What this task involves => Repeat the records verbatim and leave the pictures out of your copy.

Entries from a visual dataset:
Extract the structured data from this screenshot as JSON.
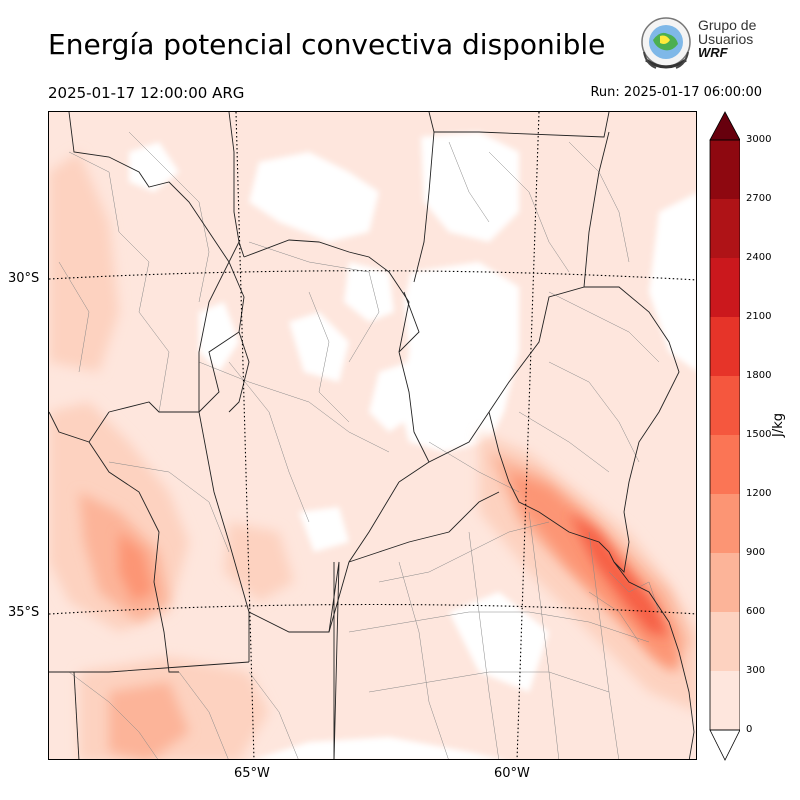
{
  "title": "Energía potencial convectiva disponible",
  "valid_time": "2025-01-17 12:00:00 ARG",
  "run_time": "Run: 2025-01-17 06:00:00",
  "logo": {
    "line1": "Grupo de",
    "line2": "Usuarios",
    "line3": "WRF",
    "icon": "wrf-users-group-logo"
  },
  "map": {
    "lat_labels": [
      "30°S",
      "35°S"
    ],
    "lon_labels": [
      "65°W",
      "60°W"
    ]
  },
  "colorbar": {
    "unit": "J/kg",
    "ticks": [
      "0",
      "300",
      "600",
      "900",
      "1200",
      "1500",
      "1800",
      "2100",
      "2400",
      "2700",
      "3000"
    ],
    "colors": [
      "#fee6dd",
      "#fdd2c0",
      "#fcb499",
      "#fc9574",
      "#fb7555",
      "#f5573e",
      "#e63429",
      "#cb181d",
      "#af1317",
      "#8e0810"
    ],
    "over_color": "#67000d",
    "under_color": "#ffffff"
  }
}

Exercise result =>
Extract the structured data from this screenshot as JSON.
{
  "title": "Energía potencial convectiva disponible",
  "valid_time": "2025-01-17 12:00:00 ARG",
  "run_time": "Run: 2025-01-17 06:00:00",
  "logo": {
    "line1": "Grupo de",
    "line2": "Usuarios",
    "line3": "WRF",
    "icon": "wrf-users-group-logo"
  },
  "map": {
    "lat_labels": [
      "30°S",
      "35°S"
    ],
    "lon_labels": [
      "65°W",
      "60°W"
    ]
  },
  "colorbar": {
    "unit": "J/kg",
    "ticks": [
      "0",
      "300",
      "600",
      "900",
      "1200",
      "1500",
      "1800",
      "2100",
      "2400",
      "2700",
      "3000"
    ],
    "colors": [
      "#fee6dd",
      "#fdd2c0",
      "#fcb499",
      "#fc9574",
      "#fb7555",
      "#f5573e",
      "#e63429",
      "#cb181d",
      "#af1317",
      "#8e0810"
    ],
    "over_color": "#67000d",
    "under_color": "#ffffff"
  }
}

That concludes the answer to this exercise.